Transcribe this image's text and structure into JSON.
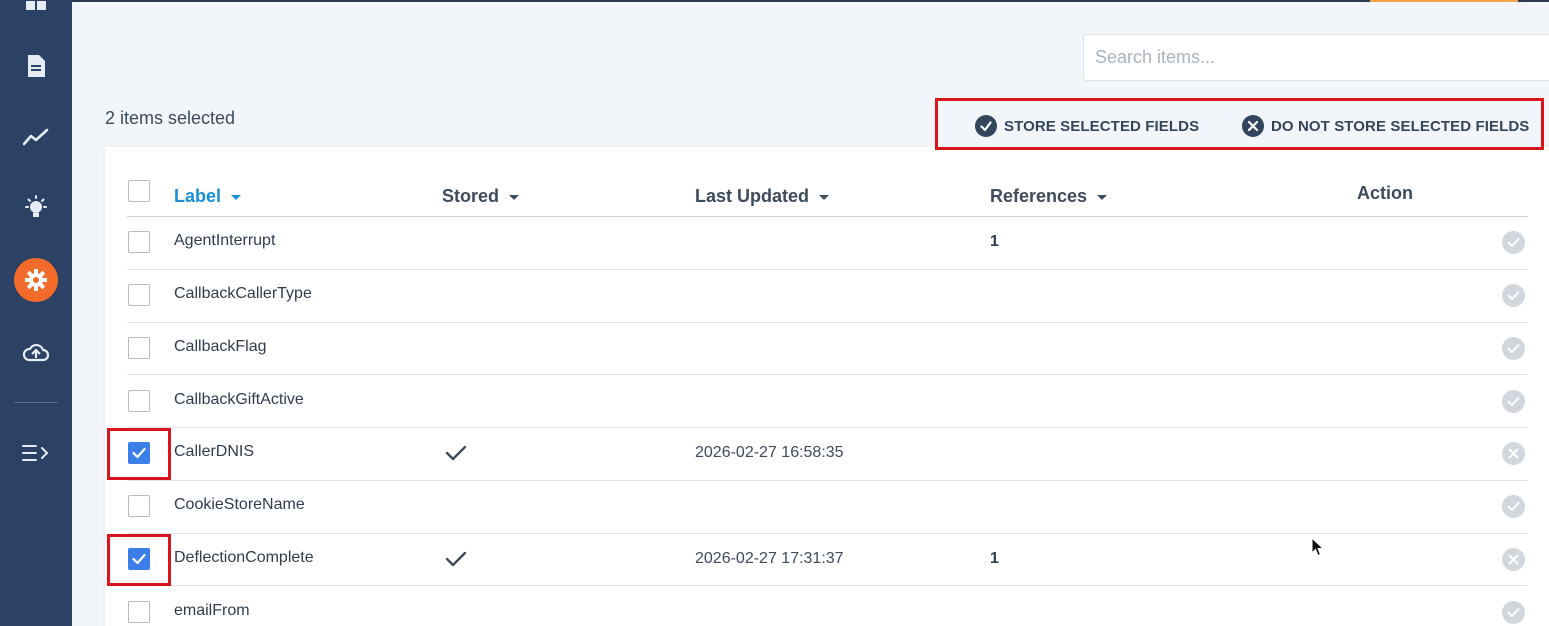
{
  "search": {
    "placeholder": "Search items..."
  },
  "selection": {
    "count_text": "2 items selected"
  },
  "bulk_actions": {
    "store_label": "STORE SELECTED FIELDS",
    "do_not_store_label": "DO NOT STORE SELECTED FIELDS"
  },
  "table": {
    "headers": {
      "label": "Label",
      "stored": "Stored",
      "last_updated": "Last Updated",
      "references": "References",
      "action": "Action"
    },
    "rows": [
      {
        "label": "AgentInterrupt",
        "checked": false,
        "stored": false,
        "last_updated": "",
        "references": "1"
      },
      {
        "label": "CallbackCallerType",
        "checked": false,
        "stored": false,
        "last_updated": "",
        "references": ""
      },
      {
        "label": "CallbackFlag",
        "checked": false,
        "stored": false,
        "last_updated": "",
        "references": ""
      },
      {
        "label": "CallbackGiftActive",
        "checked": false,
        "stored": false,
        "last_updated": "",
        "references": ""
      },
      {
        "label": "CallerDNIS",
        "checked": true,
        "stored": true,
        "last_updated": "2026-02-27 16:58:35",
        "references": ""
      },
      {
        "label": "CookieStoreName",
        "checked": false,
        "stored": false,
        "last_updated": "",
        "references": ""
      },
      {
        "label": "DeflectionComplete",
        "checked": true,
        "stored": true,
        "last_updated": "2026-02-27 17:31:37",
        "references": "1"
      },
      {
        "label": "emailFrom",
        "checked": false,
        "stored": false,
        "last_updated": "",
        "references": ""
      }
    ]
  },
  "colors": {
    "sidebar": "#2b4264",
    "active_nav": "#f26b2a",
    "accent_blue": "#1a8fd6",
    "checkbox_blue": "#3b7ee8",
    "highlight_red": "#d8141d"
  }
}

┄┄┄┄┄┄┄┄┄┄┄┄┄┄┄┄┄┄┄┄

Set problem -> Could you reproduce every record above exactly, leaving out the pictures?

Expected output ->
Transcribe this image's text and structure into JSON.
{
  "search": {
    "placeholder": "Search items..."
  },
  "selection": {
    "count_text": "2 items selected"
  },
  "bulk_actions": {
    "store_label": "STORE SELECTED FIELDS",
    "do_not_store_label": "DO NOT STORE SELECTED FIELDS"
  },
  "table": {
    "headers": {
      "label": "Label",
      "stored": "Stored",
      "last_updated": "Last Updated",
      "references": "References",
      "action": "Action"
    },
    "rows": [
      {
        "label": "AgentInterrupt",
        "checked": false,
        "stored": false,
        "last_updated": "",
        "references": "1"
      },
      {
        "label": "CallbackCallerType",
        "checked": false,
        "stored": false,
        "last_updated": "",
        "references": ""
      },
      {
        "label": "CallbackFlag",
        "checked": false,
        "stored": false,
        "last_updated": "",
        "references": ""
      },
      {
        "label": "CallbackGiftActive",
        "checked": false,
        "stored": false,
        "last_updated": "",
        "references": ""
      },
      {
        "label": "CallerDNIS",
        "checked": true,
        "stored": true,
        "last_updated": "2026-02-27 16:58:35",
        "references": ""
      },
      {
        "label": "CookieStoreName",
        "checked": false,
        "stored": false,
        "last_updated": "",
        "references": ""
      },
      {
        "label": "DeflectionComplete",
        "checked": true,
        "stored": true,
        "last_updated": "2026-02-27 17:31:37",
        "references": "1"
      },
      {
        "label": "emailFrom",
        "checked": false,
        "stored": false,
        "last_updated": "",
        "references": ""
      }
    ]
  },
  "colors": {
    "sidebar": "#2b4264",
    "active_nav": "#f26b2a",
    "accent_blue": "#1a8fd6",
    "checkbox_blue": "#3b7ee8",
    "highlight_red": "#d8141d"
  }
}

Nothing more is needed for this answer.